EXERCISE => Output all the data exactly. Pictures do not belong in the copy.

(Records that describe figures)
↓↓↓

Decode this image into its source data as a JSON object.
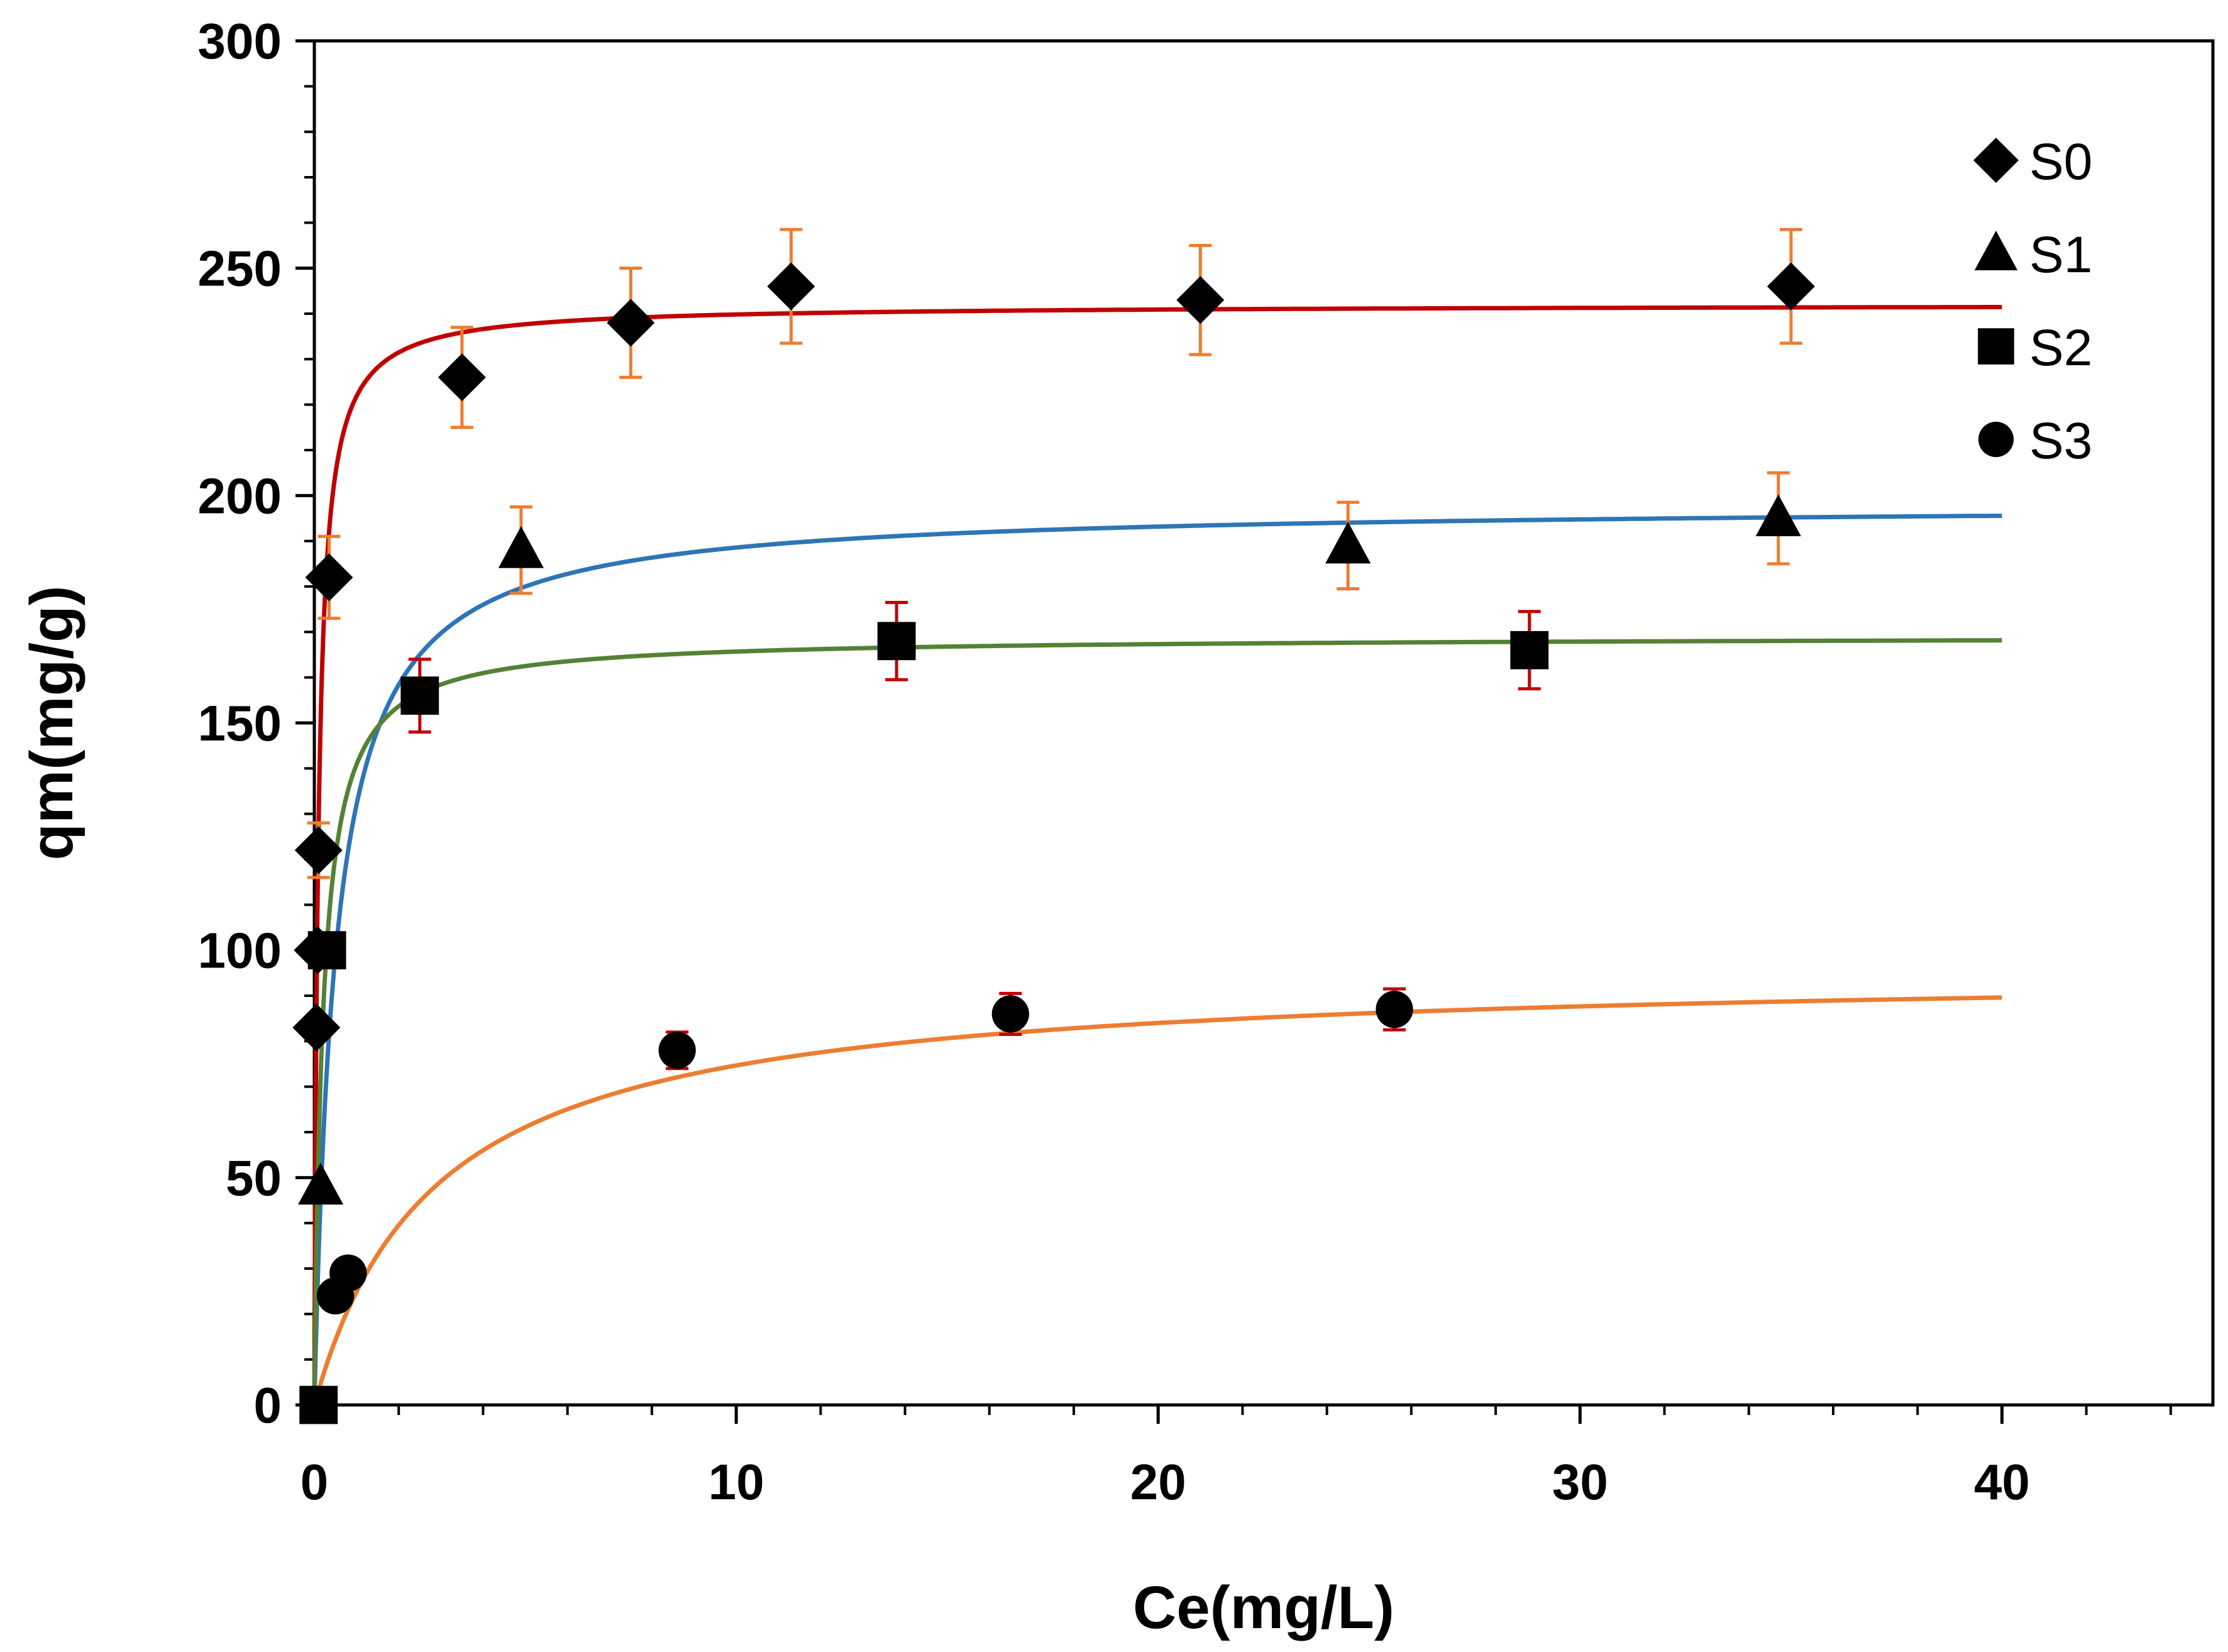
{
  "chart_data": {
    "type": "scatter",
    "title": "",
    "xlabel": "Ce(mg/L)",
    "ylabel": "qm(mg/g)",
    "xlim": [
      0,
      45
    ],
    "ylim": [
      0,
      300
    ],
    "x_ticks": [
      0,
      10,
      20,
      30,
      40
    ],
    "y_ticks": [
      0,
      50,
      100,
      150,
      200,
      250,
      300
    ],
    "x_tick_labels": [
      "0",
      "10",
      "20",
      "30",
      "40"
    ],
    "y_tick_labels": [
      "0",
      "50",
      "100",
      "150",
      "200",
      "250",
      "300"
    ],
    "grid": false,
    "legend_position": "top-right",
    "series": [
      {
        "name": "S0",
        "marker": "diamond",
        "points": [
          {
            "x": 0.05,
            "y": 83,
            "err": 0
          },
          {
            "x": 0.08,
            "y": 100,
            "err": 0
          },
          {
            "x": 0.1,
            "y": 122,
            "err": 6
          },
          {
            "x": 0.35,
            "y": 182,
            "err": 9
          },
          {
            "x": 3.5,
            "y": 226,
            "err": 11
          },
          {
            "x": 7.5,
            "y": 238,
            "err": 12
          },
          {
            "x": 11.3,
            "y": 246,
            "err": 12.5
          },
          {
            "x": 21.0,
            "y": 243,
            "err": 12
          },
          {
            "x": 35.0,
            "y": 246,
            "err": 12.5
          }
        ],
        "fit": {
          "model": "langmuir",
          "qmax": 242,
          "K": 11.0,
          "x_range": [
            0,
            40
          ]
        },
        "fit_color": "#c00000",
        "error_color": "#ed7d31"
      },
      {
        "name": "S1",
        "marker": "triangle",
        "points": [
          {
            "x": 0.15,
            "y": 48,
            "err": 0
          },
          {
            "x": 4.9,
            "y": 188,
            "err": 9.5
          },
          {
            "x": 24.5,
            "y": 189,
            "err": 9.5
          },
          {
            "x": 34.7,
            "y": 195,
            "err": 10
          }
        ],
        "fit": {
          "model": "langmuir",
          "qmax": 198,
          "K": 2.0,
          "x_range": [
            0,
            40
          ]
        },
        "fit_color": "#2e75b6",
        "error_color": "#ed7d31"
      },
      {
        "name": "S2",
        "marker": "square",
        "points": [
          {
            "x": 0.1,
            "y": 0,
            "err": 0
          },
          {
            "x": 0.3,
            "y": 100,
            "err": 0
          },
          {
            "x": 2.5,
            "y": 156,
            "err": 8
          },
          {
            "x": 13.8,
            "y": 168,
            "err": 8.5
          },
          {
            "x": 28.8,
            "y": 166,
            "err": 8.5
          }
        ],
        "fit": {
          "model": "langmuir",
          "qmax": 169,
          "K": 5.0,
          "x_range": [
            0,
            40
          ]
        },
        "fit_color": "#548235",
        "error_color": "#c00000"
      },
      {
        "name": "S3",
        "marker": "circle",
        "points": [
          {
            "x": 0.5,
            "y": 24,
            "err": 0
          },
          {
            "x": 0.8,
            "y": 29,
            "err": 0
          },
          {
            "x": 8.6,
            "y": 78,
            "err": 4
          },
          {
            "x": 16.5,
            "y": 86,
            "err": 4.5
          },
          {
            "x": 25.6,
            "y": 87,
            "err": 4.5
          }
        ],
        "fit": {
          "model": "langmuir",
          "qmax": 96,
          "K": 0.35,
          "x_range": [
            0,
            40
          ]
        },
        "fit_color": "#ed7d31",
        "error_color": "#c00000"
      }
    ]
  }
}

↑↑↑

SOLUTION FOR THIS PROBLEM =>
Decode this image into its source data as a JSON object.
{
  "chart_data": {
    "type": "scatter",
    "title": "",
    "xlabel": "Ce(mg/L)",
    "ylabel": "qm(mg/g)",
    "xlim": [
      0,
      45
    ],
    "ylim": [
      0,
      300
    ],
    "x_ticks": [
      0,
      10,
      20,
      30,
      40
    ],
    "y_ticks": [
      0,
      50,
      100,
      150,
      200,
      250,
      300
    ],
    "x_tick_labels": [
      "0",
      "10",
      "20",
      "30",
      "40"
    ],
    "y_tick_labels": [
      "0",
      "50",
      "100",
      "150",
      "200",
      "250",
      "300"
    ],
    "grid": false,
    "legend_position": "top-right",
    "series": [
      {
        "name": "S0",
        "marker": "diamond",
        "points": [
          {
            "x": 0.05,
            "y": 83,
            "err": 0
          },
          {
            "x": 0.08,
            "y": 100,
            "err": 0
          },
          {
            "x": 0.1,
            "y": 122,
            "err": 6
          },
          {
            "x": 0.35,
            "y": 182,
            "err": 9
          },
          {
            "x": 3.5,
            "y": 226,
            "err": 11
          },
          {
            "x": 7.5,
            "y": 238,
            "err": 12
          },
          {
            "x": 11.3,
            "y": 246,
            "err": 12.5
          },
          {
            "x": 21.0,
            "y": 243,
            "err": 12
          },
          {
            "x": 35.0,
            "y": 246,
            "err": 12.5
          }
        ],
        "fit": {
          "model": "langmuir",
          "qmax": 242,
          "K": 11.0,
          "x_range": [
            0,
            40
          ]
        },
        "fit_color": "#c00000",
        "error_color": "#ed7d31"
      },
      {
        "name": "S1",
        "marker": "triangle",
        "points": [
          {
            "x": 0.15,
            "y": 48,
            "err": 0
          },
          {
            "x": 4.9,
            "y": 188,
            "err": 9.5
          },
          {
            "x": 24.5,
            "y": 189,
            "err": 9.5
          },
          {
            "x": 34.7,
            "y": 195,
            "err": 10
          }
        ],
        "fit": {
          "model": "langmuir",
          "qmax": 198,
          "K": 2.0,
          "x_range": [
            0,
            40
          ]
        },
        "fit_color": "#2e75b6",
        "error_color": "#ed7d31"
      },
      {
        "name": "S2",
        "marker": "square",
        "points": [
          {
            "x": 0.1,
            "y": 0,
            "err": 0
          },
          {
            "x": 0.3,
            "y": 100,
            "err": 0
          },
          {
            "x": 2.5,
            "y": 156,
            "err": 8
          },
          {
            "x": 13.8,
            "y": 168,
            "err": 8.5
          },
          {
            "x": 28.8,
            "y": 166,
            "err": 8.5
          }
        ],
        "fit": {
          "model": "langmuir",
          "qmax": 169,
          "K": 5.0,
          "x_range": [
            0,
            40
          ]
        },
        "fit_color": "#548235",
        "error_color": "#c00000"
      },
      {
        "name": "S3",
        "marker": "circle",
        "points": [
          {
            "x": 0.5,
            "y": 24,
            "err": 0
          },
          {
            "x": 0.8,
            "y": 29,
            "err": 0
          },
          {
            "x": 8.6,
            "y": 78,
            "err": 4
          },
          {
            "x": 16.5,
            "y": 86,
            "err": 4.5
          },
          {
            "x": 25.6,
            "y": 87,
            "err": 4.5
          }
        ],
        "fit": {
          "model": "langmuir",
          "qmax": 96,
          "K": 0.35,
          "x_range": [
            0,
            40
          ]
        },
        "fit_color": "#ed7d31",
        "error_color": "#c00000"
      }
    ]
  }
}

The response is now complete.